▶ [Set problem]: Return each line of the material verbatim.

Records

------------------------

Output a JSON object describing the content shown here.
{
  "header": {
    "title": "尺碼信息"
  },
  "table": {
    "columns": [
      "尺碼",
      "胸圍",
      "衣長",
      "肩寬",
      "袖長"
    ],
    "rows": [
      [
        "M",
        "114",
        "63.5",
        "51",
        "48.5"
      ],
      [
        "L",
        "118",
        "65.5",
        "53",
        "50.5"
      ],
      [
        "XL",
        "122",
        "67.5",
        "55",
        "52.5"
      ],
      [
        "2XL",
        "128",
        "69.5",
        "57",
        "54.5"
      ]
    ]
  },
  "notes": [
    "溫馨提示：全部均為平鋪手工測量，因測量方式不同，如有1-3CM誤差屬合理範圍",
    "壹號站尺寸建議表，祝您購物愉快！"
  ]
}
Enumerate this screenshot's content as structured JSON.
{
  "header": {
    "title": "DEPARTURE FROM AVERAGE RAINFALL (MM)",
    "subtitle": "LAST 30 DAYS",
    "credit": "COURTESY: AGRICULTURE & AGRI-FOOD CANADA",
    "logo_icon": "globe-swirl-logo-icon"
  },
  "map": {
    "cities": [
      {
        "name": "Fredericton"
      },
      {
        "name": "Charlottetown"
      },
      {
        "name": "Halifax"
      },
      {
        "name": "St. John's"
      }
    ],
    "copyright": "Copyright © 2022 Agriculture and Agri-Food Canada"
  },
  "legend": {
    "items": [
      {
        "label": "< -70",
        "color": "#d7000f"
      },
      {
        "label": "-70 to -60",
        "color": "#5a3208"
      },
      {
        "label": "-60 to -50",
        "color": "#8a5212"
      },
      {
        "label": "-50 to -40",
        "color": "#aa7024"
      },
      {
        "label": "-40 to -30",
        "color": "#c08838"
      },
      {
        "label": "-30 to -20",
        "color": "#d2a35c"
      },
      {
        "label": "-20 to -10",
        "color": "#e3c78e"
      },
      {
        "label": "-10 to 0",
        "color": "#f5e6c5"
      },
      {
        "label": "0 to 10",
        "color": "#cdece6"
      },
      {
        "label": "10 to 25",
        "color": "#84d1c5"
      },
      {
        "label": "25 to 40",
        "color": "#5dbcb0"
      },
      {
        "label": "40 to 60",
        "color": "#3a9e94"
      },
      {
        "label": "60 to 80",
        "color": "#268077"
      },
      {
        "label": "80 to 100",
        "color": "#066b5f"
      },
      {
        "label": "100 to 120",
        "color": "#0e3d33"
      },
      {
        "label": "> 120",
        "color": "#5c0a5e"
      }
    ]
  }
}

------------------------

▶ [Result of this exercise]:
Output a JSON object describing the content shown here.
{
  "header": {
    "title": "尺碼信息"
  },
  "table": {
    "columns": [
      "尺碼",
      "胸圍",
      "衣長",
      "肩寬",
      "袖長"
    ],
    "rows": [
      [
        "M",
        "114",
        "63.5",
        "51",
        "48.5"
      ],
      [
        "L",
        "118",
        "65.5",
        "53",
        "50.5"
      ],
      [
        "XL",
        "122",
        "67.5",
        "55",
        "52.5"
      ],
      [
        "2XL",
        "128",
        "69.5",
        "57",
        "54.5"
      ]
    ]
  },
  "notes": [
    "溫馨提示：全部均為平鋪手工測量，因測量方式不同，如有1-3CM誤差屬合理範圍",
    "壹號站尺寸建議表，祝您購物愉快！"
  ]
}
Enumerate this screenshot's content as structured JSON.
{
  "header": {
    "title": "DEPARTURE FROM AVERAGE RAINFALL (MM)",
    "subtitle": "LAST 30 DAYS",
    "credit": "COURTESY: AGRICULTURE & AGRI-FOOD CANADA",
    "logo_icon": "globe-swirl-logo-icon"
  },
  "map": {
    "cities": [
      {
        "name": "Fredericton"
      },
      {
        "name": "Charlottetown"
      },
      {
        "name": "Halifax"
      },
      {
        "name": "St. John's"
      }
    ],
    "copyright": "Copyright © 2022 Agriculture and Agri-Food Canada"
  },
  "legend": {
    "items": [
      {
        "label": "< -70",
        "color": "#d7000f"
      },
      {
        "label": "-70 to -60",
        "color": "#5a3208"
      },
      {
        "label": "-60 to -50",
        "color": "#8a5212"
      },
      {
        "label": "-50 to -40",
        "color": "#aa7024"
      },
      {
        "label": "-40 to -30",
        "color": "#c08838"
      },
      {
        "label": "-30 to -20",
        "color": "#d2a35c"
      },
      {
        "label": "-20 to -10",
        "color": "#e3c78e"
      },
      {
        "label": "-10 to 0",
        "color": "#f5e6c5"
      },
      {
        "label": "0 to 10",
        "color": "#cdece6"
      },
      {
        "label": "10 to 25",
        "color": "#84d1c5"
      },
      {
        "label": "25 to 40",
        "color": "#5dbcb0"
      },
      {
        "label": "40 to 60",
        "color": "#3a9e94"
      },
      {
        "label": "60 to 80",
        "color": "#268077"
      },
      {
        "label": "80 to 100",
        "color": "#066b5f"
      },
      {
        "label": "100 to 120",
        "color": "#0e3d33"
      },
      {
        "label": "> 120",
        "color": "#5c0a5e"
      }
    ]
  }
}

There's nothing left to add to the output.